**Listed records:**
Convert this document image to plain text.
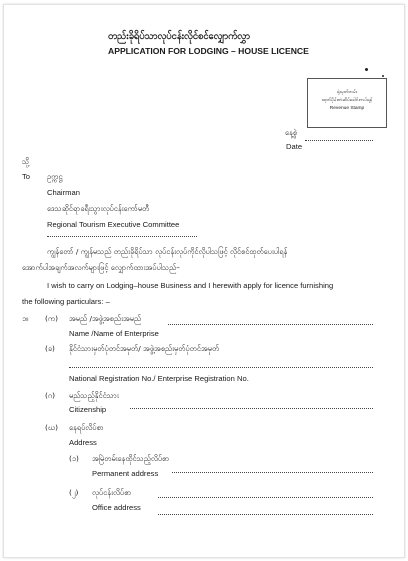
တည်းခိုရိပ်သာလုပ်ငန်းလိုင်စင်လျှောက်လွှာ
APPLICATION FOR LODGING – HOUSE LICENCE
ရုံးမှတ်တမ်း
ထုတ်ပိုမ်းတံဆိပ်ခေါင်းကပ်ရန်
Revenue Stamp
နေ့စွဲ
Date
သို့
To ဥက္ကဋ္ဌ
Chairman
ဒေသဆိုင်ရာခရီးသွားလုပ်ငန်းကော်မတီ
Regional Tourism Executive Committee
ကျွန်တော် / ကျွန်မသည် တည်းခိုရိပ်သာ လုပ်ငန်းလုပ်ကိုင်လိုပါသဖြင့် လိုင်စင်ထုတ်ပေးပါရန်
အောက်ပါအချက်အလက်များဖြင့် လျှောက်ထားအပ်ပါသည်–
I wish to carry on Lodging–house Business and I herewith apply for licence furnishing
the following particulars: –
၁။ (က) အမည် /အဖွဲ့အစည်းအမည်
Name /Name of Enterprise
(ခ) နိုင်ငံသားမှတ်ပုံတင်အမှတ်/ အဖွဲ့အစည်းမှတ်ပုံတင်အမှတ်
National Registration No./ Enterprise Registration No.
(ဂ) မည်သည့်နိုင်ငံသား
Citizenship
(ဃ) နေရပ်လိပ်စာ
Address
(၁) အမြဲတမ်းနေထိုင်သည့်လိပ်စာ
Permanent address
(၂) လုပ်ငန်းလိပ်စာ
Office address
...
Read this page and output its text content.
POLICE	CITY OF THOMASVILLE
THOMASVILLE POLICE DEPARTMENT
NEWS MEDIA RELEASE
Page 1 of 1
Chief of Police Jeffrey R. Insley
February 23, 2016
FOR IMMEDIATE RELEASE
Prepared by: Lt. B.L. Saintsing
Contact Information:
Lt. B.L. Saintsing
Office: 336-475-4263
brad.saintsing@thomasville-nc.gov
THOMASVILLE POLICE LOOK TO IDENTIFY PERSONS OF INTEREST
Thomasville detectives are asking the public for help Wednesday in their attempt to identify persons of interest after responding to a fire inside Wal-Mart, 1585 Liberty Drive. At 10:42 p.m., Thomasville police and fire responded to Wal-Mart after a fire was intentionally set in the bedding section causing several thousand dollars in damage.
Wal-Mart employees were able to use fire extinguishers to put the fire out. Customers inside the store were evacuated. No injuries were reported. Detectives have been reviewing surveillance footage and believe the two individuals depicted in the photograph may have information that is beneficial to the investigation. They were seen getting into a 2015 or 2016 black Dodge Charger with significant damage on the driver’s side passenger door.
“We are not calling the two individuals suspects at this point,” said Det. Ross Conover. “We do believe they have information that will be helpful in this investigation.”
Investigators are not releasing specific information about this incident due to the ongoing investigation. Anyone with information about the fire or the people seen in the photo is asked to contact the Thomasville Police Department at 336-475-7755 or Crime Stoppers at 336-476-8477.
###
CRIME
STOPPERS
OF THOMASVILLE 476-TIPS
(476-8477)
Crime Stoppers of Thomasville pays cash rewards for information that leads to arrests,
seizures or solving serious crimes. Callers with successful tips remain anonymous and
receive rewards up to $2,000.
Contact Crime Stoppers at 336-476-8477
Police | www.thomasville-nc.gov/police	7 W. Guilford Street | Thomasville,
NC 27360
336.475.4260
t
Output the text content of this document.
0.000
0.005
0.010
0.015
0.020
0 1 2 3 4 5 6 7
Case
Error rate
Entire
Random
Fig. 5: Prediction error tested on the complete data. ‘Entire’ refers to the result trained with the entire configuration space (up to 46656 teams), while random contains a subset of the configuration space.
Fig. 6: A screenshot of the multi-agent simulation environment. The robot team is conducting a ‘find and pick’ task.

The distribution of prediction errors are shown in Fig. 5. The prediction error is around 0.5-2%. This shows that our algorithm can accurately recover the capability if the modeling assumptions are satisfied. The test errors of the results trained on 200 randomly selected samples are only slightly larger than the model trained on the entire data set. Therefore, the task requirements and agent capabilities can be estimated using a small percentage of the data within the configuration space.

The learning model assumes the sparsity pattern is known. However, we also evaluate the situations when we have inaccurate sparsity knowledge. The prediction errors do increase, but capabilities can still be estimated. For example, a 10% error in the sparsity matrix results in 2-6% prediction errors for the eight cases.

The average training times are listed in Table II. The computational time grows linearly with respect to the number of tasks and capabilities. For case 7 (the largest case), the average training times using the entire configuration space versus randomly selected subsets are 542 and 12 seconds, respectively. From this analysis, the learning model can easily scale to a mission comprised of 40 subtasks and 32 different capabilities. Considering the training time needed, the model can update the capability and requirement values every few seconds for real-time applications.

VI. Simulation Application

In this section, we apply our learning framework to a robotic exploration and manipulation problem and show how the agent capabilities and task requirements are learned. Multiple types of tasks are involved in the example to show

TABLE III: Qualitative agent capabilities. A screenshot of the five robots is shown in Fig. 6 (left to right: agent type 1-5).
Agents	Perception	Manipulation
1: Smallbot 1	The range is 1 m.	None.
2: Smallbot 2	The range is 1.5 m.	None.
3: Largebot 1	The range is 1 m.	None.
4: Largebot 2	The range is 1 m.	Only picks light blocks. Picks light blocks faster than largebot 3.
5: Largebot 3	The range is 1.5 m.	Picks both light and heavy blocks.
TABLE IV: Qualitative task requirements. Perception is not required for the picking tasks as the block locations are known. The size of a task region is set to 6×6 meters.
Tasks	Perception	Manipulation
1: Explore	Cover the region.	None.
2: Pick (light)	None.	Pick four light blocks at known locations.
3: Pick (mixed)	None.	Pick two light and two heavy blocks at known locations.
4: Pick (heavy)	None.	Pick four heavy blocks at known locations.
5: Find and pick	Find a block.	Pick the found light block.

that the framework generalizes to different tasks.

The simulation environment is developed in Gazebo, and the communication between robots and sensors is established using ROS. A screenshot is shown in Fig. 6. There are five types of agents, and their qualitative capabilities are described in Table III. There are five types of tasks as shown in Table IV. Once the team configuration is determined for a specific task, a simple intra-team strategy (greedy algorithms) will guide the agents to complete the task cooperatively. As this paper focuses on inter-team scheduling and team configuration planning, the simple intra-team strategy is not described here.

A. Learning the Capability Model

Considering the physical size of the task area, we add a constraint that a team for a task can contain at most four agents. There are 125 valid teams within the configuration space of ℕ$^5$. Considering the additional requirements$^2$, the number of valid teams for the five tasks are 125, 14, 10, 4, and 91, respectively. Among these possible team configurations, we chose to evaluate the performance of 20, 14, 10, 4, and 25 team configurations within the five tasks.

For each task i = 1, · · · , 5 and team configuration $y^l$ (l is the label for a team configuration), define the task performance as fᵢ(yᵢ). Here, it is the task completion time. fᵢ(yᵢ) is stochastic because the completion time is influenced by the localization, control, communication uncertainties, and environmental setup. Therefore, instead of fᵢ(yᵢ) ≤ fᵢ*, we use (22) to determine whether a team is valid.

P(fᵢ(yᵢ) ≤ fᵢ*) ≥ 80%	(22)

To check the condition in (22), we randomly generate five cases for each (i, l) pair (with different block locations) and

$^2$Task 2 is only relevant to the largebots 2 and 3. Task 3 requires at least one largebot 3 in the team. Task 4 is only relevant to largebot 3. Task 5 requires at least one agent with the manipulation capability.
---
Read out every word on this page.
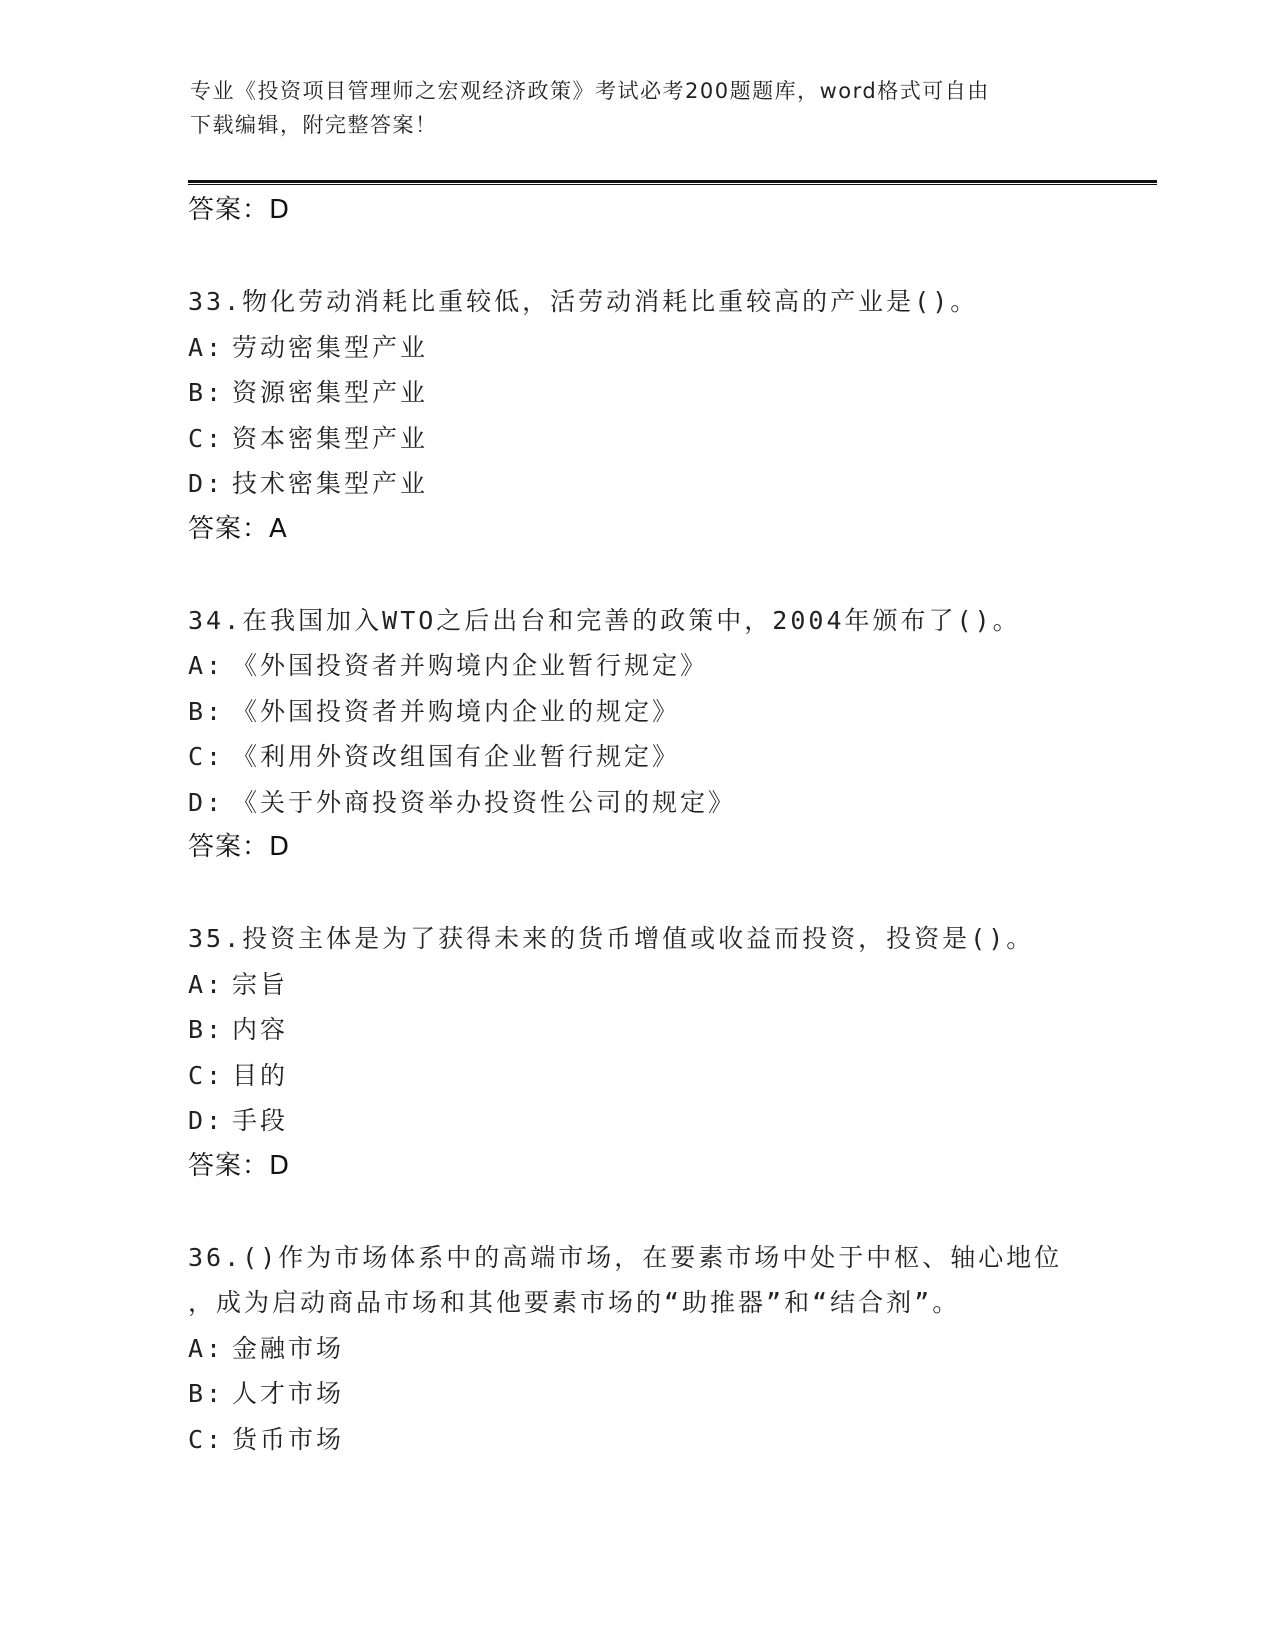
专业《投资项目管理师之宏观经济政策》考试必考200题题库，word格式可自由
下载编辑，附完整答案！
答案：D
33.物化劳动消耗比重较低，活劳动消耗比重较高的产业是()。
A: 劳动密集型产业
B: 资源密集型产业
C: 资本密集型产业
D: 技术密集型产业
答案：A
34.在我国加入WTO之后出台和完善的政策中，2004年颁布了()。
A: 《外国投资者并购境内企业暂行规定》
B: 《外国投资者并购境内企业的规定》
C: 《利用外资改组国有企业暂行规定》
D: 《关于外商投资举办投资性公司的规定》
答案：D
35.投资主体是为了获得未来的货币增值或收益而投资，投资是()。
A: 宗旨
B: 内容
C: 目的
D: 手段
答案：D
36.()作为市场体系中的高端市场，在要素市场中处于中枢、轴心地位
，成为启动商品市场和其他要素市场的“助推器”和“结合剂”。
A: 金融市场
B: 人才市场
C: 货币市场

**Task requirements:**
Report how many lines of the data hold the string "Picks"; give only the number.

**Correct response:**
2